[MATERIAL PROVIDED start]

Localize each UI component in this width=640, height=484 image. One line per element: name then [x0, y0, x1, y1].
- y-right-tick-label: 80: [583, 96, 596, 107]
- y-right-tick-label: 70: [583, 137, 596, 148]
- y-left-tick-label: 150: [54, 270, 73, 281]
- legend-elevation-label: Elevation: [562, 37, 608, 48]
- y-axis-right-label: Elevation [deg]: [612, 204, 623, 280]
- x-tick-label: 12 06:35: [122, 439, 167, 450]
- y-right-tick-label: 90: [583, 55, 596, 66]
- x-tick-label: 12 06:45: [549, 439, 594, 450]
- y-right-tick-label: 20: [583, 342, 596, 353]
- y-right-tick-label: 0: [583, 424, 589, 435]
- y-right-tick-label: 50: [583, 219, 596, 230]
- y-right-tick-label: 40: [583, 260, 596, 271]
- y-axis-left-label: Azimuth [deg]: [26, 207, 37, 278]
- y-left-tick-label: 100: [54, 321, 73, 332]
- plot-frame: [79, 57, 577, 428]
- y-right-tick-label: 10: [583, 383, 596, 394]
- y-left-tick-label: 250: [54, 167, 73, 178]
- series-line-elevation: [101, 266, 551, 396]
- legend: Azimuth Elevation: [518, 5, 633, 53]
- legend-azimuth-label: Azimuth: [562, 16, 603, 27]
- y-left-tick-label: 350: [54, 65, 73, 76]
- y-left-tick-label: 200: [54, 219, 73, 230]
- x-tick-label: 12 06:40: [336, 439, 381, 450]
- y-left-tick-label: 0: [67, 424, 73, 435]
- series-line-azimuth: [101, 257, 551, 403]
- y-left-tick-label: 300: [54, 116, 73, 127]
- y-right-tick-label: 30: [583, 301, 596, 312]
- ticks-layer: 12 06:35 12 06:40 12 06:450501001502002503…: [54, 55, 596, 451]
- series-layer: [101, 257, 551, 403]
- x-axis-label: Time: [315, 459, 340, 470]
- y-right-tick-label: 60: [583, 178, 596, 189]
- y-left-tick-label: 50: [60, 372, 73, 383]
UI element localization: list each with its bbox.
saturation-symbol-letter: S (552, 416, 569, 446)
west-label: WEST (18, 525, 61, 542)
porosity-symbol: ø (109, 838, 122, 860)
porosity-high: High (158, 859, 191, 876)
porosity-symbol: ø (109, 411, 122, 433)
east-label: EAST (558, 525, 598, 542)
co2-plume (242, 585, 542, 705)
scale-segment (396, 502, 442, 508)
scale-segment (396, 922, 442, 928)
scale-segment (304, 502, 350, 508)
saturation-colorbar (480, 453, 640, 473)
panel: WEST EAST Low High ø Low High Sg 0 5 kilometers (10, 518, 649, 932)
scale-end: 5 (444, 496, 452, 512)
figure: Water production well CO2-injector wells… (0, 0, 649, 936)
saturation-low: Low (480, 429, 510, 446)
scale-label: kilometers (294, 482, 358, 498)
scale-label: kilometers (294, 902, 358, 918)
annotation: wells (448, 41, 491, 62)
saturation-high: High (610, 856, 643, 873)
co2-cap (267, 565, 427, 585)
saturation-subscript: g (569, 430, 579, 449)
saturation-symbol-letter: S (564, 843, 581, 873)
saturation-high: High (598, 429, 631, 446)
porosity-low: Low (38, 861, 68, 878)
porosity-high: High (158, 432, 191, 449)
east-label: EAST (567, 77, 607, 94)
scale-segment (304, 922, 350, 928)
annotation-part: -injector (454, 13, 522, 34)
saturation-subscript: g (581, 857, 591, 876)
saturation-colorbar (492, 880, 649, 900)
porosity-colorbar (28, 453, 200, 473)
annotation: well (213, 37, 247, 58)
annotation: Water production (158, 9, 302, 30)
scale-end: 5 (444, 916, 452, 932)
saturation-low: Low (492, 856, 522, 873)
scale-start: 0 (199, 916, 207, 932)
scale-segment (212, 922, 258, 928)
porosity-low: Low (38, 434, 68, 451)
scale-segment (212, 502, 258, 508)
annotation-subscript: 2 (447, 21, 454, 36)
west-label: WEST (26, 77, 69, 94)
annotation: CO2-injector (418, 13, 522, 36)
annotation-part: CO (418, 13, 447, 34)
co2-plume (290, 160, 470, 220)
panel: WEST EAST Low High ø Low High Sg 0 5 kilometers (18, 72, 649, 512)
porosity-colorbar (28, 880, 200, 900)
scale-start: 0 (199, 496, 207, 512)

[MATERIAL PROVIDED end]

WHAT THIS TASK INVOLVES:
Pull out the data from its opening line through the line containing "scale-end: 5 (444, 496, 452, 512)", and reproduce those lines unchanged.

ANSWER TO THIS PROBLEM:
Localize each UI component in this width=640, height=484 image. One line per element: name then [x0, y0, x1, y1].
- y-right-tick-label: 80: [583, 96, 596, 107]
- y-right-tick-label: 70: [583, 137, 596, 148]
- y-left-tick-label: 150: [54, 270, 73, 281]
- legend-elevation-label: Elevation: [562, 37, 608, 48]
- y-axis-right-label: Elevation [deg]: [612, 204, 623, 280]
- x-tick-label: 12 06:35: [122, 439, 167, 450]
- y-right-tick-label: 90: [583, 55, 596, 66]
- x-tick-label: 12 06:45: [549, 439, 594, 450]
- y-right-tick-label: 20: [583, 342, 596, 353]
- y-right-tick-label: 0: [583, 424, 589, 435]
- y-right-tick-label: 50: [583, 219, 596, 230]
- y-right-tick-label: 40: [583, 260, 596, 271]
- y-axis-left-label: Azimuth [deg]: [26, 207, 37, 278]
- y-left-tick-label: 100: [54, 321, 73, 332]
- plot-frame: [79, 57, 577, 428]
- y-right-tick-label: 10: [583, 383, 596, 394]
- y-left-tick-label: 250: [54, 167, 73, 178]
- series-line-elevation: [101, 266, 551, 396]
- legend: Azimuth Elevation: [518, 5, 633, 53]
- legend-azimuth-label: Azimuth: [562, 16, 603, 27]
- y-left-tick-label: 350: [54, 65, 73, 76]
- y-left-tick-label: 200: [54, 219, 73, 230]
- x-tick-label: 12 06:40: [336, 439, 381, 450]
- y-left-tick-label: 0: [67, 424, 73, 435]
- series-line-azimuth: [101, 257, 551, 403]
- y-left-tick-label: 300: [54, 116, 73, 127]
- y-right-tick-label: 30: [583, 301, 596, 312]
- ticks-layer: 12 06:35 12 06:40 12 06:450501001502002503…: [54, 55, 596, 451]
- series-layer: [101, 257, 551, 403]
- x-axis-label: Time: [315, 459, 340, 470]
- y-right-tick-label: 60: [583, 178, 596, 189]
- y-left-tick-label: 50: [60, 372, 73, 383]
UI element localization: list each with its bbox.
saturation-symbol-letter: S (552, 416, 569, 446)
west-label: WEST (18, 525, 61, 542)
porosity-symbol: ø (109, 838, 122, 860)
porosity-high: High (158, 859, 191, 876)
porosity-symbol: ø (109, 411, 122, 433)
east-label: EAST (558, 525, 598, 542)
co2-plume (242, 585, 542, 705)
scale-segment (396, 502, 442, 508)
scale-segment (396, 922, 442, 928)
scale-segment (304, 502, 350, 508)
saturation-colorbar (480, 453, 640, 473)
panel: WEST EAST Low High ø Low High Sg 0 5 kilometers (10, 518, 649, 932)
scale-end: 5 (444, 496, 452, 512)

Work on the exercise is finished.